A block of data

============

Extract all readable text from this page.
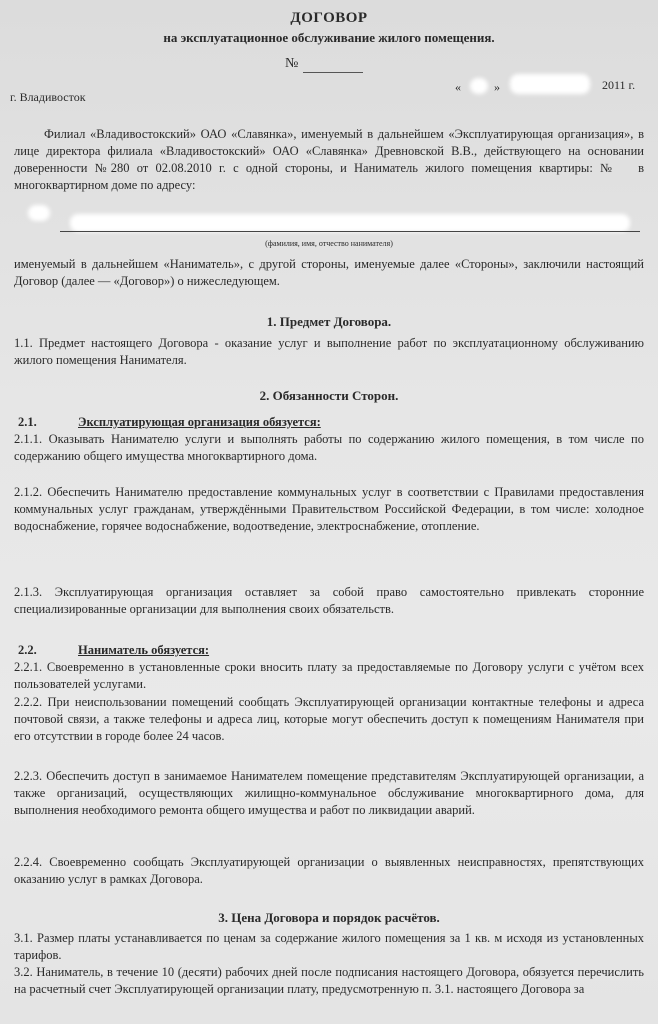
ДОГОВОР
на эксплуатационное обслуживание жилого помещения.
№
г. Владивосток
«	»	2011 г.

Филиал «Владивостокский» ОАО «Славянка», именуемый в дальнейшем «Эксплуатирующая организация», в лице директора филиала «Владивостокский» ОАО «Славянка» Древновской В.В., действующего на основании доверенности №280 от 02.08.2010 г. с одной стороны, и Наниматель жилого помещения квартиры: № в многоквартирном доме по адресу:

(фамилия, имя, отчество нанимателя)
именуемый в дальнейшем «Наниматель», с другой стороны, именуемые далее «Стороны», заключили настоящий Договор (далее — «Договор») о нижеследующем.
1. Предмет Договора.
1.1. Предмет настоящего Договора - оказание услуг и выполнение работ по эксплуатационному обслуживанию жилого помещения Нанимателя.
2. Обязанности Сторон.
2.1.	Эксплуатирующая организация обязуется:
2.1.1. Оказывать Нанимателю услуги и выполнять работы по содержанию жилого помещения, в том числе по содержанию общего имущества многоквартирного дома.
2.1.2. Обеспечить Нанимателю предоставление коммунальных услуг в соответствии с Правилами предоставления коммунальных услуг гражданам, утверждёнными Правительством Российской Федерации, в том числе: холодное водоснабжение, горячее водоснабжение, водоотведение, электроснабжение, отопление.
2.1.3. Эксплуатирующая организация оставляет за собой право самостоятельно привлекать сторонние специализированные организации для выполнения своих обязательств.
2.2.	Наниматель обязуется:
2.2.1. Своевременно в установленные сроки вносить плату за предоставляемые по Договору услуги с учётом всех пользователей услугами.
2.2.2. При неиспользовании помещений сообщать Эксплуатирующей организации контактные телефоны и адреса почтовой связи, а также телефоны и адреса лиц, которые могут обеспечить доступ к помещениям Нанимателя при его отсутствии в городе более 24 часов.
2.2.3. Обеспечить доступ в занимаемое Нанимателем помещение представителям Эксплуатирующей организации, а также организаций, осуществляющих жилищно-коммунальное обслуживание многоквартирного дома, для выполнения необходимого ремонта общего имущества и работ по ликвидации аварий.
2.2.4. Своевременно сообщать Эксплуатирующей организации о выявленных неисправностях, препятствующих оказанию услуг в рамках Договора.
3. Цена Договора и порядок расчётов.
3.1. Размер платы устанавливается по ценам за содержание жилого помещения за 1 кв. м исходя из установленных тарифов.
3.2. Наниматель, в течение 10 (десяти) рабочих дней после подписания настоящего Договора, обязуется перечислить на расчетный счет Эксплуатирующей организации плату, предусмотренную п. 3.1. настоящего Договора за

============

(TASK DIRECTIONS) Copy all the records above exactly, but leave out the pictures.

(WRITTEN ANSWER)
Extract all readable text from this page.
ДОГОВОР
на эксплуатационное обслуживание жилого помещения.
№
г. Владивосток
«	»	2011 г.

Филиал «Владивостокский» ОАО «Славянка», именуемый в дальнейшем «Эксплуатирующая организация», в лице директора филиала «Владивостокский» ОАО «Славянка» Древновской В.В., действующего на основании доверенности №280 от 02.08.2010 г. с одной стороны, и Наниматель жилого помещения квартиры: № в многоквартирном доме по адресу:

(фамилия, имя, отчество нанимателя)
именуемый в дальнейшем «Наниматель», с другой стороны, именуемые далее «Стороны», заключили настоящий Договор (далее — «Договор») о нижеследующем.
1. Предмет Договора.
1.1. Предмет настоящего Договора - оказание услуг и выполнение работ по эксплуатационному обслуживанию жилого помещения Нанимателя.
2. Обязанности Сторон.
2.1.	Эксплуатирующая организация обязуется:
2.1.1. Оказывать Нанимателю услуги и выполнять работы по содержанию жилого помещения, в том числе по содержанию общего имущества многоквартирного дома.
2.1.2. Обеспечить Нанимателю предоставление коммунальных услуг в соответствии с Правилами предоставления коммунальных услуг гражданам, утверждёнными Правительством Российской Федерации, в том числе: холодное водоснабжение, горячее водоснабжение, водоотведение, электроснабжение, отопление.
2.1.3. Эксплуатирующая организация оставляет за собой право самостоятельно привлекать сторонние специализированные организации для выполнения своих обязательств.
2.2.	Наниматель обязуется:
2.2.1. Своевременно в установленные сроки вносить плату за предоставляемые по Договору услуги с учётом всех пользователей услугами.
2.2.2. При неиспользовании помещений сообщать Эксплуатирующей организации контактные телефоны и адреса почтовой связи, а также телефоны и адреса лиц, которые могут обеспечить доступ к помещениям Нанимателя при его отсутствии в городе более 24 часов.
2.2.3. Обеспечить доступ в занимаемое Нанимателем помещение представителям Эксплуатирующей организации, а также организаций, осуществляющих жилищно-коммунальное обслуживание многоквартирного дома, для выполнения необходимого ремонта общего имущества и работ по ликвидации аварий.
2.2.4. Своевременно сообщать Эксплуатирующей организации о выявленных неисправностях, препятствующих оказанию услуг в рамках Договора.
3. Цена Договора и порядок расчётов.
3.1. Размер платы устанавливается по ценам за содержание жилого помещения за 1 кв. м исходя из установленных тарифов.
3.2. Наниматель, в течение 10 (десяти) рабочих дней после подписания настоящего Договора, обязуется перечислить на расчетный счет Эксплуатирующей организации плату, предусмотренную п. 3.1. настоящего Договора за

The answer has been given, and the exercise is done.